* **Directions for this task**
Reproduce every line of the records below precisely, omitting only the picture placeholders.

--- Start of Material shown ---

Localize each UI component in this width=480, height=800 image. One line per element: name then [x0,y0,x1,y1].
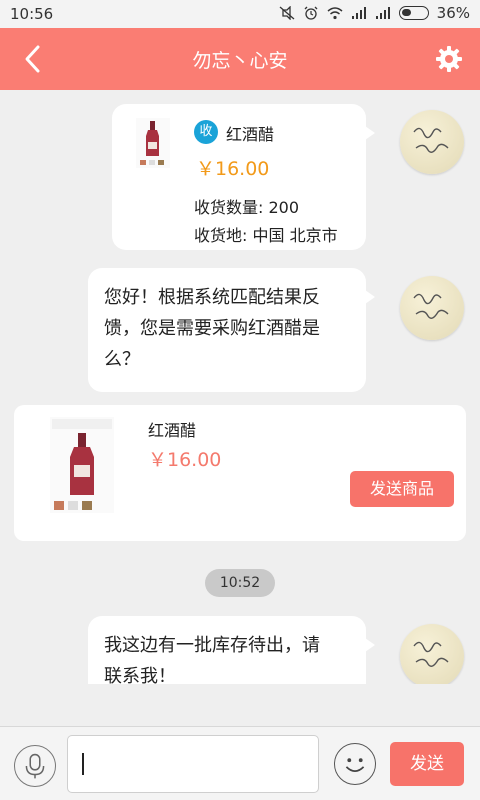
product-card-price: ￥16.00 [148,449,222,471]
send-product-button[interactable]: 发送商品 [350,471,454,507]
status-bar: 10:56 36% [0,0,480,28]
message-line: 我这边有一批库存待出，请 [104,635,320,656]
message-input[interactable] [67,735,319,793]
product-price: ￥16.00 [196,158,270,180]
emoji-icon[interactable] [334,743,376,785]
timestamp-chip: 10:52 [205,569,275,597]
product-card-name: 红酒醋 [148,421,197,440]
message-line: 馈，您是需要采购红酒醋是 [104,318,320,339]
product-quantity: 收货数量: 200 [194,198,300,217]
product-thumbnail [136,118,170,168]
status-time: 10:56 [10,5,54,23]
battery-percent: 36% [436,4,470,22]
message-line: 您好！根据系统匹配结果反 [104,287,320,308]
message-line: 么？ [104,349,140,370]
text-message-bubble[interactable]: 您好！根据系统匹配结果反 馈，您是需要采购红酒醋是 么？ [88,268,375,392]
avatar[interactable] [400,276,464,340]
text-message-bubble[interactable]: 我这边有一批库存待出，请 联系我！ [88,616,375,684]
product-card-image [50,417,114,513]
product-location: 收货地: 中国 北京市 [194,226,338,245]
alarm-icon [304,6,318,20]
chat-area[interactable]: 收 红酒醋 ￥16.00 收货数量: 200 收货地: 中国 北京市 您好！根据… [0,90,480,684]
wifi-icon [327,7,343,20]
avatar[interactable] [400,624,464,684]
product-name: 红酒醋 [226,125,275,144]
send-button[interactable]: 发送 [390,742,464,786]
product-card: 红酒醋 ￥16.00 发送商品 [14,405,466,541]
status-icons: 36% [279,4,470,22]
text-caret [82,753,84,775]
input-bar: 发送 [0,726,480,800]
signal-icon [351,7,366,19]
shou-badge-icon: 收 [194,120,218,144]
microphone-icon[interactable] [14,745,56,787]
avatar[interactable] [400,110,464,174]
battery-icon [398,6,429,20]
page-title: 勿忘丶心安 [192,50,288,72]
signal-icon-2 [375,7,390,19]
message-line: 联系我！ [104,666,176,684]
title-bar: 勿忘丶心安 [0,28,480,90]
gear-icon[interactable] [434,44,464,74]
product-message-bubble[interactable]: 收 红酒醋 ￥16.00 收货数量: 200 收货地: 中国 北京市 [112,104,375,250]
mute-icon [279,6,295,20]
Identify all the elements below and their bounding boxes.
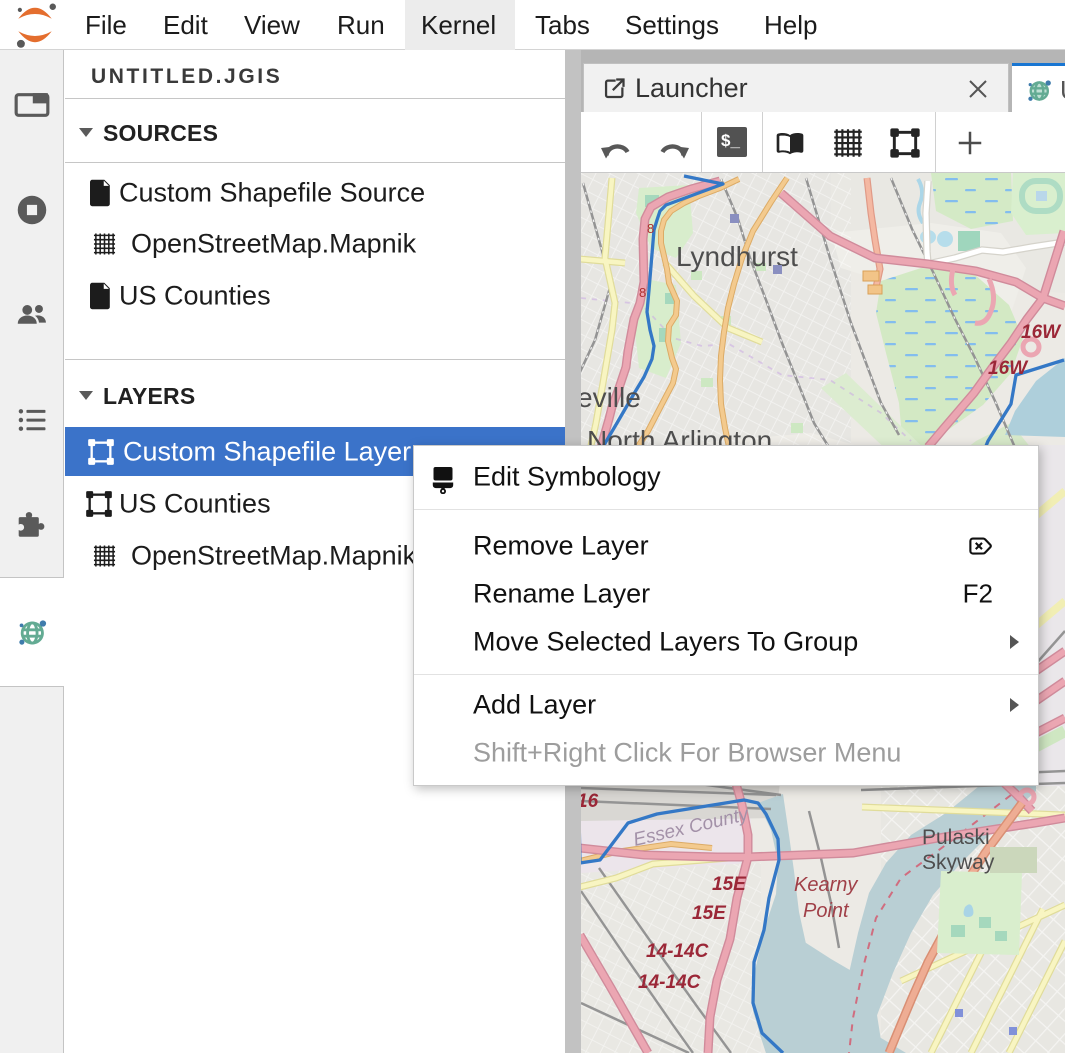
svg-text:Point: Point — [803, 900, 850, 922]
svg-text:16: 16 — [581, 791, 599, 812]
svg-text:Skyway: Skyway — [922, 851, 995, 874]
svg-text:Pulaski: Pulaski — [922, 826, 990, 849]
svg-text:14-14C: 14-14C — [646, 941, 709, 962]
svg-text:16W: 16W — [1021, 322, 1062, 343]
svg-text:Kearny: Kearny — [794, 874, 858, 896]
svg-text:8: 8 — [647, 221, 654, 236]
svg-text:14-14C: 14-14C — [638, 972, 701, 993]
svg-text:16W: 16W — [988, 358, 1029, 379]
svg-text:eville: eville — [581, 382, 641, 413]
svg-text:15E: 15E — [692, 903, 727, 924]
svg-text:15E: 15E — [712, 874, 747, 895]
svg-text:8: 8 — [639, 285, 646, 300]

--- End of Material shown ---

* **Completed exercise**
Localize each UI component in this width=480, height=800 image. One line per element: name then [x0,y0,x1,y1].
product-card-price: ￥16.00 [148,449,222,471]
send-product-button[interactable]: 发送商品 [350,471,454,507]
status-bar: 10:56 36% [0,0,480,28]
message-line: 我这边有一批库存待出，请 [104,635,320,656]
message-input[interactable] [67,735,319,793]
product-price: ￥16.00 [196,158,270,180]
emoji-icon[interactable] [334,743,376,785]
timestamp-chip: 10:52 [205,569,275,597]
product-card-name: 红酒醋 [148,421,197,440]
message-line: 馈，您是需要采购红酒醋是 [104,318,320,339]
product-quantity: 收货数量: 200 [194,198,300,217]
product-thumbnail [136,118,170,168]
status-time: 10:56 [10,5,54,23]
battery-percent: 36% [436,4,470,22]
message-line: 您好！根据系统匹配结果反 [104,287,320,308]
message-line: 么？ [104,349,140,370]
text-message-bubble[interactable]: 您好！根据系统匹配结果反 馈，您是需要采购红酒醋是 么？ [88,268,375,392]
avatar[interactable] [400,276,464,340]
text-message-bubble[interactable]: 我这边有一批库存待出，请 联系我！ [88,616,375,684]
product-card-image [50,417,114,513]
product-location: 收货地: 中国 北京市 [194,226,338,245]
alarm-icon [304,6,318,20]
chat-area[interactable]: 收 红酒醋 ￥16.00 收货数量: 200 收货地: 中国 北京市 您好！根据… [0,90,480,684]
wifi-icon [327,7,343,20]
avatar[interactable] [400,624,464,684]
product-name: 红酒醋 [226,125,275,144]
send-button[interactable]: 发送 [390,742,464,786]
product-card: 红酒醋 ￥16.00 发送商品 [14,405,466,541]
status-icons: 36% [279,4,470,22]
text-caret [82,753,84,775]
input-bar: 发送 [0,726,480,800]
signal-icon [351,7,366,19]
shou-badge-icon: 收 [194,120,218,144]
microphone-icon[interactable] [14,745,56,787]
avatar[interactable] [400,110,464,174]
battery-icon [398,6,429,20]
page-title: 勿忘丶心安 [192,50,288,72]
signal-icon-2 [375,7,390,19]
message-line: 联系我！ [104,666,176,684]
title-bar: 勿忘丶心安 [0,28,480,90]
gear-icon[interactable] [434,44,464,74]
product-message-bubble[interactable]: 收 红酒醋 ￥16.00 收货数量: 200 收货地: 中国 北京市 [112,104,375,250]
mute-icon [279,6,295,20]
Identify all the elements below and their bounding boxes.
svg-text:Point: Point — [803, 900, 850, 922]
svg-text:16: 16 — [581, 791, 599, 812]
svg-text:Skyway: Skyway — [922, 851, 995, 874]
svg-text:Pulaski: Pulaski — [922, 826, 990, 849]
svg-text:14-14C: 14-14C — [646, 941, 709, 962]
svg-text:16W: 16W — [1021, 322, 1062, 343]
svg-text:Kearny: Kearny — [794, 874, 858, 896]
svg-text:8: 8 — [647, 221, 654, 236]
svg-text:14-14C: 14-14C — [638, 972, 701, 993]
svg-text:16W: 16W — [988, 358, 1029, 379]
svg-text:eville: eville — [581, 382, 641, 413]
svg-text:15E: 15E — [692, 903, 727, 924]
svg-text:15E: 15E — [712, 874, 747, 895]
svg-text:8: 8 — [639, 285, 646, 300]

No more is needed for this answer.